WHAT IS EXPECTED:
Present the data once more in exactly its original form.

DATA SHOWN:

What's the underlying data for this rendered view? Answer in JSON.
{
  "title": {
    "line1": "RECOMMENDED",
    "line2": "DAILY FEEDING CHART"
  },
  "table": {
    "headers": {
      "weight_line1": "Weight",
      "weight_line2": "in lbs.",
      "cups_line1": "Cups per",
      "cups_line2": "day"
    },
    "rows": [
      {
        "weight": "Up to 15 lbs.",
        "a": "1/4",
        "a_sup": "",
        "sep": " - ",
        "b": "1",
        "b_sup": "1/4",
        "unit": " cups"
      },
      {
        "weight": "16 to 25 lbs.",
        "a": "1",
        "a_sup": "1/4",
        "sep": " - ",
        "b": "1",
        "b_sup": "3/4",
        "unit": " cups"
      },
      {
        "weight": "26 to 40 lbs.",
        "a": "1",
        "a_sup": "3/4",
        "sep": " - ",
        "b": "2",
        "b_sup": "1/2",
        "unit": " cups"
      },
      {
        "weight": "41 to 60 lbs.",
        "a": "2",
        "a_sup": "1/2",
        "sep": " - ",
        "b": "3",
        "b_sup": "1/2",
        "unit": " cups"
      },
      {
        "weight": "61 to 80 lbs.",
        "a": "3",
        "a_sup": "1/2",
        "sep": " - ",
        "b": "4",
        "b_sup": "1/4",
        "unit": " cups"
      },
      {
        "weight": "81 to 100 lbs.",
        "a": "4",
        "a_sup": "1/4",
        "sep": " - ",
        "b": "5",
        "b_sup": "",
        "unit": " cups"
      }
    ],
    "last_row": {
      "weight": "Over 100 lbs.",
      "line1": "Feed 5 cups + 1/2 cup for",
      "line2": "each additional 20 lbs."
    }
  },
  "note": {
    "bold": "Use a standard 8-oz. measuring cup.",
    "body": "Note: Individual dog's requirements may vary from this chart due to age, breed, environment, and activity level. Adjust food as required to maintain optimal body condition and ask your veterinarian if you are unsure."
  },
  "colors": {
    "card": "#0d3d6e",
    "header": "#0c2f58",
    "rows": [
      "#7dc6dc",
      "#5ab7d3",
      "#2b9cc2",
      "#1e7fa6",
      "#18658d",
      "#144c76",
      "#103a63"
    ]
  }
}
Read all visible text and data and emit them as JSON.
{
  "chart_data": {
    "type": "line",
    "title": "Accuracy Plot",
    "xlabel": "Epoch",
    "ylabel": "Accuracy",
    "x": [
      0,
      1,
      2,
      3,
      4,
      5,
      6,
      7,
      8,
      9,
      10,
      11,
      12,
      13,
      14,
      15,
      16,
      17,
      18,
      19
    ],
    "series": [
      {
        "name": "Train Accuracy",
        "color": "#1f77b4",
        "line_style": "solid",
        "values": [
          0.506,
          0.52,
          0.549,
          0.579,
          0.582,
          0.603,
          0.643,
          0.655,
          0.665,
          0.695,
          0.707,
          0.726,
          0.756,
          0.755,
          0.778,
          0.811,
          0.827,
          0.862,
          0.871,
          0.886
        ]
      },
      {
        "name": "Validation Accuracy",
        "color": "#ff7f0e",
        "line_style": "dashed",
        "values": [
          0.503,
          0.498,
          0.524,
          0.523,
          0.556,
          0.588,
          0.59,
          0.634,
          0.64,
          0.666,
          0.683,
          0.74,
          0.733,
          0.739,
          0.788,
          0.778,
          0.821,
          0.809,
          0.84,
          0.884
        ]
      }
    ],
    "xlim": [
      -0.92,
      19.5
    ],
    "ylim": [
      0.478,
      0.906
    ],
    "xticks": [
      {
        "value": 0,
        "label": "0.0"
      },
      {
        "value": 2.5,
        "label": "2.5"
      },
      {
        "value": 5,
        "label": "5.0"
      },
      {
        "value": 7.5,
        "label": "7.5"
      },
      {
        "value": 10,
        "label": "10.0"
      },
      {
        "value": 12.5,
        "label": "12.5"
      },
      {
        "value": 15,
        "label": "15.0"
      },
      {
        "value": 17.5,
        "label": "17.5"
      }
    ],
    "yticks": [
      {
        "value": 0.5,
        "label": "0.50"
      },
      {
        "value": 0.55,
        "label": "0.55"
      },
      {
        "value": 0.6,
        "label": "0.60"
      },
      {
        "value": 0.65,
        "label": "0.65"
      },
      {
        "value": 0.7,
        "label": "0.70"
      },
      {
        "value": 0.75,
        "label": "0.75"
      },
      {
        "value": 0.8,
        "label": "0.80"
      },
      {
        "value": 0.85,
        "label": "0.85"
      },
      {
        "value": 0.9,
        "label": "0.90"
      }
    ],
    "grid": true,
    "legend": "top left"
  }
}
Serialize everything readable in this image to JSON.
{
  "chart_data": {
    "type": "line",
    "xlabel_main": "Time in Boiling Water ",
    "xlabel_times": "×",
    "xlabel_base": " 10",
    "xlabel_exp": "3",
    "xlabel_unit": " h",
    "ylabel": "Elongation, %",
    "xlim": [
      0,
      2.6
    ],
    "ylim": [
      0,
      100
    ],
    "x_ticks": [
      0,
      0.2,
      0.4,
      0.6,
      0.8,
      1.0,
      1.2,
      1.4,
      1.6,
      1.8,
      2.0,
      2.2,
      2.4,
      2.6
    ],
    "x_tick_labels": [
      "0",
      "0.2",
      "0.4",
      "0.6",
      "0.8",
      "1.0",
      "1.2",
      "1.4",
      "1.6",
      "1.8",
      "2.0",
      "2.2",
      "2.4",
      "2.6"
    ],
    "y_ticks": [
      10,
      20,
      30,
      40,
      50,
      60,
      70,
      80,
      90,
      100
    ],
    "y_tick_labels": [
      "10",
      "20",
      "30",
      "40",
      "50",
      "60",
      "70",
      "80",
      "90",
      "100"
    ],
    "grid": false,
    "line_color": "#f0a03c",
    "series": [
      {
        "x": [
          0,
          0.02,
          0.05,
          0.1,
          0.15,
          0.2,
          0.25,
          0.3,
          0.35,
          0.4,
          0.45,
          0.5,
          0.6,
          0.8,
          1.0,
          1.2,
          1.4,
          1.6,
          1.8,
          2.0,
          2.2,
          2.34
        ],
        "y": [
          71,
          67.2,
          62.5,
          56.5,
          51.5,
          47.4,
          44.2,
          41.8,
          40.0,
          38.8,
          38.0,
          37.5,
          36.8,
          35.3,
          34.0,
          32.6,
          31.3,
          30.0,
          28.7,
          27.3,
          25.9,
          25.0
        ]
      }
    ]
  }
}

RESPONSE BELOW:
What's the underlying data for this rendered view? Answer in JSON.
{
  "title": {
    "line1": "RECOMMENDED",
    "line2": "DAILY FEEDING CHART"
  },
  "table": {
    "headers": {
      "weight_line1": "Weight",
      "weight_line2": "in lbs.",
      "cups_line1": "Cups per",
      "cups_line2": "day"
    },
    "rows": [
      {
        "weight": "Up to 15 lbs.",
        "a": "1/4",
        "a_sup": "",
        "sep": " - ",
        "b": "1",
        "b_sup": "1/4",
        "unit": " cups"
      },
      {
        "weight": "16 to 25 lbs.",
        "a": "1",
        "a_sup": "1/4",
        "sep": " - ",
        "b": "1",
        "b_sup": "3/4",
        "unit": " cups"
      },
      {
        "weight": "26 to 40 lbs.",
        "a": "1",
        "a_sup": "3/4",
        "sep": " - ",
        "b": "2",
        "b_sup": "1/2",
        "unit": " cups"
      },
      {
        "weight": "41 to 60 lbs.",
        "a": "2",
        "a_sup": "1/2",
        "sep": " - ",
        "b": "3",
        "b_sup": "1/2",
        "unit": " cups"
      },
      {
        "weight": "61 to 80 lbs.",
        "a": "3",
        "a_sup": "1/2",
        "sep": " - ",
        "b": "4",
        "b_sup": "1/4",
        "unit": " cups"
      },
      {
        "weight": "81 to 100 lbs.",
        "a": "4",
        "a_sup": "1/4",
        "sep": " - ",
        "b": "5",
        "b_sup": "",
        "unit": " cups"
      }
    ],
    "last_row": {
      "weight": "Over 100 lbs.",
      "line1": "Feed 5 cups + 1/2 cup for",
      "line2": "each additional 20 lbs."
    }
  },
  "note": {
    "bold": "Use a standard 8-oz. measuring cup.",
    "body": "Note: Individual dog's requirements may vary from this chart due to age, breed, environment, and activity level. Adjust food as required to maintain optimal body condition and ask your veterinarian if you are unsure."
  },
  "colors": {
    "card": "#0d3d6e",
    "header": "#0c2f58",
    "rows": [
      "#7dc6dc",
      "#5ab7d3",
      "#2b9cc2",
      "#1e7fa6",
      "#18658d",
      "#144c76",
      "#103a63"
    ]
  }
}
Read all visible text and data and emit them as JSON.
{
  "chart_data": {
    "type": "line",
    "title": "Accuracy Plot",
    "xlabel": "Epoch",
    "ylabel": "Accuracy",
    "x": [
      0,
      1,
      2,
      3,
      4,
      5,
      6,
      7,
      8,
      9,
      10,
      11,
      12,
      13,
      14,
      15,
      16,
      17,
      18,
      19
    ],
    "series": [
      {
        "name": "Train Accuracy",
        "color": "#1f77b4",
        "line_style": "solid",
        "values": [
          0.506,
          0.52,
          0.549,
          0.579,
          0.582,
          0.603,
          0.643,
          0.655,
          0.665,
          0.695,
          0.707,
          0.726,
          0.756,
          0.755,
          0.778,
          0.811,
          0.827,
          0.862,
          0.871,
          0.886
        ]
      },
      {
        "name": "Validation Accuracy",
        "color": "#ff7f0e",
        "line_style": "dashed",
        "values": [
          0.503,
          0.498,
          0.524,
          0.523,
          0.556,
          0.588,
          0.59,
          0.634,
          0.64,
          0.666,
          0.683,
          0.74,
          0.733,
          0.739,
          0.788,
          0.778,
          0.821,
          0.809,
          0.84,
          0.884
        ]
      }
    ],
    "xlim": [
      -0.92,
      19.5
    ],
    "ylim": [
      0.478,
      0.906
    ],
    "xticks": [
      {
        "value": 0,
        "label": "0.0"
      },
      {
        "value": 2.5,
        "label": "2.5"
      },
      {
        "value": 5,
        "label": "5.0"
      },
      {
        "value": 7.5,
        "label": "7.5"
      },
      {
        "value": 10,
        "label": "10.0"
      },
      {
        "value": 12.5,
        "label": "12.5"
      },
      {
        "value": 15,
        "label": "15.0"
      },
      {
        "value": 17.5,
        "label": "17.5"
      }
    ],
    "yticks": [
      {
        "value": 0.5,
        "label": "0.50"
      },
      {
        "value": 0.55,
        "label": "0.55"
      },
      {
        "value": 0.6,
        "label": "0.60"
      },
      {
        "value": 0.65,
        "label": "0.65"
      },
      {
        "value": 0.7,
        "label": "0.70"
      },
      {
        "value": 0.75,
        "label": "0.75"
      },
      {
        "value": 0.8,
        "label": "0.80"
      },
      {
        "value": 0.85,
        "label": "0.85"
      },
      {
        "value": 0.9,
        "label": "0.90"
      }
    ],
    "grid": true,
    "legend": "top left"
  }
}
Serialize everything readable in this image to JSON.
{
  "chart_data": {
    "type": "line",
    "xlabel_main": "Time in Boiling Water ",
    "xlabel_times": "×",
    "xlabel_base": " 10",
    "xlabel_exp": "3",
    "xlabel_unit": " h",
    "ylabel": "Elongation, %",
    "xlim": [
      0,
      2.6
    ],
    "ylim": [
      0,
      100
    ],
    "x_ticks": [
      0,
      0.2,
      0.4,
      0.6,
      0.8,
      1.0,
      1.2,
      1.4,
      1.6,
      1.8,
      2.0,
      2.2,
      2.4,
      2.6
    ],
    "x_tick_labels": [
      "0",
      "0.2",
      "0.4",
      "0.6",
      "0.8",
      "1.0",
      "1.2",
      "1.4",
      "1.6",
      "1.8",
      "2.0",
      "2.2",
      "2.4",
      "2.6"
    ],
    "y_ticks": [
      10,
      20,
      30,
      40,
      50,
      60,
      70,
      80,
      90,
      100
    ],
    "y_tick_labels": [
      "10",
      "20",
      "30",
      "40",
      "50",
      "60",
      "70",
      "80",
      "90",
      "100"
    ],
    "grid": false,
    "line_color": "#f0a03c",
    "series": [
      {
        "x": [
          0,
          0.02,
          0.05,
          0.1,
          0.15,
          0.2,
          0.25,
          0.3,
          0.35,
          0.4,
          0.45,
          0.5,
          0.6,
          0.8,
          1.0,
          1.2,
          1.4,
          1.6,
          1.8,
          2.0,
          2.2,
          2.34
        ],
        "y": [
          71,
          67.2,
          62.5,
          56.5,
          51.5,
          47.4,
          44.2,
          41.8,
          40.0,
          38.8,
          38.0,
          37.5,
          36.8,
          35.3,
          34.0,
          32.6,
          31.3,
          30.0,
          28.7,
          27.3,
          25.9,
          25.0
        ]
      }
    ]
  }
}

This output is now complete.